++++ Supplied data

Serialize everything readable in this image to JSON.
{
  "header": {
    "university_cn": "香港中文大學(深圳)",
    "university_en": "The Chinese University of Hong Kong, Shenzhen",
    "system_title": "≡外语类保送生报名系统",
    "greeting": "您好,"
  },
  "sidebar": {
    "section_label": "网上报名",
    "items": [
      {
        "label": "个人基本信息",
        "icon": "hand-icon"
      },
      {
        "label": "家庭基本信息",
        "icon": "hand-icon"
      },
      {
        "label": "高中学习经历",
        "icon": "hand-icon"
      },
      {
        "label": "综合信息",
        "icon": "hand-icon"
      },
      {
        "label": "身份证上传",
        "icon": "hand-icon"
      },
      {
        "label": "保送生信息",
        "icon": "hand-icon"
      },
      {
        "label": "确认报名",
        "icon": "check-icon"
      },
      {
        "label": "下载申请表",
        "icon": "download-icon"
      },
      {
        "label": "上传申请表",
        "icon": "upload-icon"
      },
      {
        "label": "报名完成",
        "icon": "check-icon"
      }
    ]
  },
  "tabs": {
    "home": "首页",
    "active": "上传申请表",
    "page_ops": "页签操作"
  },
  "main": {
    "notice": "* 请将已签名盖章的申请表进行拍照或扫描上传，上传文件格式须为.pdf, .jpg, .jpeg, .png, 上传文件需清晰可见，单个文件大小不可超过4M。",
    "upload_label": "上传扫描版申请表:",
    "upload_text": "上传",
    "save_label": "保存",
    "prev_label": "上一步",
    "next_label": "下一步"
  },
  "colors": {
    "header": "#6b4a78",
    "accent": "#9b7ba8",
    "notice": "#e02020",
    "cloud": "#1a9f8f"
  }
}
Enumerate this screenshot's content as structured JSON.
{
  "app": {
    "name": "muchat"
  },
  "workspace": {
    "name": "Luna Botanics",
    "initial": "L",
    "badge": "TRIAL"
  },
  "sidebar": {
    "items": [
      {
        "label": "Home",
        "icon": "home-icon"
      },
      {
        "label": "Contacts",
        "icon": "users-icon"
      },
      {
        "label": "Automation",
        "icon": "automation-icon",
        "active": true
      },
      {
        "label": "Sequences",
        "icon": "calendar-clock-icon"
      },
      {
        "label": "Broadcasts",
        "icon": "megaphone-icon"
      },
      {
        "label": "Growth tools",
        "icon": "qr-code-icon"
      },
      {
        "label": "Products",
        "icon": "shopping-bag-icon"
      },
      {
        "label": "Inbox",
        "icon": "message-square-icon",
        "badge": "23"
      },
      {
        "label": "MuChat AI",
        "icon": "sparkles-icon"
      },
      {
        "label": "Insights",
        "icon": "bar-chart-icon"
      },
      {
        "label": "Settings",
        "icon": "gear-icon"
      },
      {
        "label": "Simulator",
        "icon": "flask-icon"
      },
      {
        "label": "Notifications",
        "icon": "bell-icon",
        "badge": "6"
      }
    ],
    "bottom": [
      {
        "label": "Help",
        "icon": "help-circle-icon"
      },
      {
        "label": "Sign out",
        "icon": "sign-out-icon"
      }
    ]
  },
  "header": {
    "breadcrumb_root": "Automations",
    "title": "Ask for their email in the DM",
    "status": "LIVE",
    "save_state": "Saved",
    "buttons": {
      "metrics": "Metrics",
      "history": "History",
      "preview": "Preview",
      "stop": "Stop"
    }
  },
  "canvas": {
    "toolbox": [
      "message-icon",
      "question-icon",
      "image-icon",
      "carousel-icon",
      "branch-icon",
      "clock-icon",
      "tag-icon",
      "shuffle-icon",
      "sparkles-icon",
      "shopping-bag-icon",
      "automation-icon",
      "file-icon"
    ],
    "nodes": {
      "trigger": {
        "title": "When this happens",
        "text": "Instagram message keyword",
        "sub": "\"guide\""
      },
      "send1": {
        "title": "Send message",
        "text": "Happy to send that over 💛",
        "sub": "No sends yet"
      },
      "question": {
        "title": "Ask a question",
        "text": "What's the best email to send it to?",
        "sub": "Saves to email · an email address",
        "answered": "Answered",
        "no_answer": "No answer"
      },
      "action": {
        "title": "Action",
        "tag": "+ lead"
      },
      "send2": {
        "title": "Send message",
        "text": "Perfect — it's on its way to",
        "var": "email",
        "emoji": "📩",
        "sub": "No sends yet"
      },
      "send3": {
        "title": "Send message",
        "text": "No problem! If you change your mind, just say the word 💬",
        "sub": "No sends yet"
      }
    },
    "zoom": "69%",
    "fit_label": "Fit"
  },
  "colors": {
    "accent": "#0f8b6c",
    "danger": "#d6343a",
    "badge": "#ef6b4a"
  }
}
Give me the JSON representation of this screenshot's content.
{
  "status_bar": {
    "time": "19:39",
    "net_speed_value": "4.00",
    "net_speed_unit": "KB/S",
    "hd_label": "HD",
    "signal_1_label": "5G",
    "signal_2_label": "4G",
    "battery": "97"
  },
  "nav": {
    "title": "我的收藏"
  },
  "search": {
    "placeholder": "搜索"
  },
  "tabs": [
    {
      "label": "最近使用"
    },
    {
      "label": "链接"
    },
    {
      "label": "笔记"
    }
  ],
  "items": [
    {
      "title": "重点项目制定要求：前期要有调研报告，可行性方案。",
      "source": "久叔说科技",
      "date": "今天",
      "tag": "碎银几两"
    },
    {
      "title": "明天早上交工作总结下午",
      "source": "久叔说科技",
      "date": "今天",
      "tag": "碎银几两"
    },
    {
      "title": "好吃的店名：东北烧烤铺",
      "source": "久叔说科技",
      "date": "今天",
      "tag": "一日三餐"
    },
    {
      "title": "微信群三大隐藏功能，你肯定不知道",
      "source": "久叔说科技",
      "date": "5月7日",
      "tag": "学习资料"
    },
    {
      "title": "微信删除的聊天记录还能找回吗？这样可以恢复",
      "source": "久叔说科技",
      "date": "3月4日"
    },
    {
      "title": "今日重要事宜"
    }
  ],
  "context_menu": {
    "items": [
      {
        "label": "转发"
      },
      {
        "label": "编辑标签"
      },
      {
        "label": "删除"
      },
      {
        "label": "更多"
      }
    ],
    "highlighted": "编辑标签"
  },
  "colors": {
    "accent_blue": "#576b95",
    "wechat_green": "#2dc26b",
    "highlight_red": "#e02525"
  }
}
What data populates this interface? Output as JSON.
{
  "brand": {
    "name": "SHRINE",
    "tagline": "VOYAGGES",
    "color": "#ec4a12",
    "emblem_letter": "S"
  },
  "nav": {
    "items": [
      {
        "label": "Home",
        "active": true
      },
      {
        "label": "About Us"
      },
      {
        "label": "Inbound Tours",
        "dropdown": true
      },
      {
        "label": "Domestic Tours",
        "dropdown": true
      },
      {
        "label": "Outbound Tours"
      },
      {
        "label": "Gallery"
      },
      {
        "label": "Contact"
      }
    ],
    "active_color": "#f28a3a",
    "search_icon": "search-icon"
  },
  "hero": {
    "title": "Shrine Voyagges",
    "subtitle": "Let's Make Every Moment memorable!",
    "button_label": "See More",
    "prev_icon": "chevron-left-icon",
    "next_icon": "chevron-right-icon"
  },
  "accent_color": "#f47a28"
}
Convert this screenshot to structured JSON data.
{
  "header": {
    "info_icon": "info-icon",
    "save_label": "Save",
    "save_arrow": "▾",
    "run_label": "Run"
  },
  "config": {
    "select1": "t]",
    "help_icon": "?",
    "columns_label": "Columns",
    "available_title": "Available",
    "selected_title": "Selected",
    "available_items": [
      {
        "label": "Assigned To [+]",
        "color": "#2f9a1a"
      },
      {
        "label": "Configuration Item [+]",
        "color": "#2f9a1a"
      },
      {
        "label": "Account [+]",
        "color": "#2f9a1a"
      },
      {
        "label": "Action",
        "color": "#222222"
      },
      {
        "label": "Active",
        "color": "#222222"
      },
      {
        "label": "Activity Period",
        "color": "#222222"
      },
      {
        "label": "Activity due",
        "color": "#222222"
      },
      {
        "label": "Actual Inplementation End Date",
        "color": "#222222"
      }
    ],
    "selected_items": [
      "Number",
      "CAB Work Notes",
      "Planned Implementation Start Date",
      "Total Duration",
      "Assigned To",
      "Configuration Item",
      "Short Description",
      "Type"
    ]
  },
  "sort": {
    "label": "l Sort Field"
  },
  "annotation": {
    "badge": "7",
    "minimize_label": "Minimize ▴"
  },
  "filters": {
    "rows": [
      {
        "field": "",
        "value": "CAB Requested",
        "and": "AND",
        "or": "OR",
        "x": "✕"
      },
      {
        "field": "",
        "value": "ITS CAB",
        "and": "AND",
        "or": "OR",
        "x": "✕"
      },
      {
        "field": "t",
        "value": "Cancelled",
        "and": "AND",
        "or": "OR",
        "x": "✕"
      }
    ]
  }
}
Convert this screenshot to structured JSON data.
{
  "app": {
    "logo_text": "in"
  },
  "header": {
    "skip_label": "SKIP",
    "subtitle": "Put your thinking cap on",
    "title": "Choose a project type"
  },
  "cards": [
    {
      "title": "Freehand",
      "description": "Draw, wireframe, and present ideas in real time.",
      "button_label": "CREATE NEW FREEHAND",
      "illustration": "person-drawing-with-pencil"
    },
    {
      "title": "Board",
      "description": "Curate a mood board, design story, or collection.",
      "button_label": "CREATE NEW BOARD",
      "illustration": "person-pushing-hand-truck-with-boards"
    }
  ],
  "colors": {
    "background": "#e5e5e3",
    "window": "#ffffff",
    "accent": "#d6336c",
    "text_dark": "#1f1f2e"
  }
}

++++++++

# The problem
Show all lines in the entries above where the word "clock" appears.

# Response for this exercise
        "icon": "calendar-clock-icon"
      "clock-icon",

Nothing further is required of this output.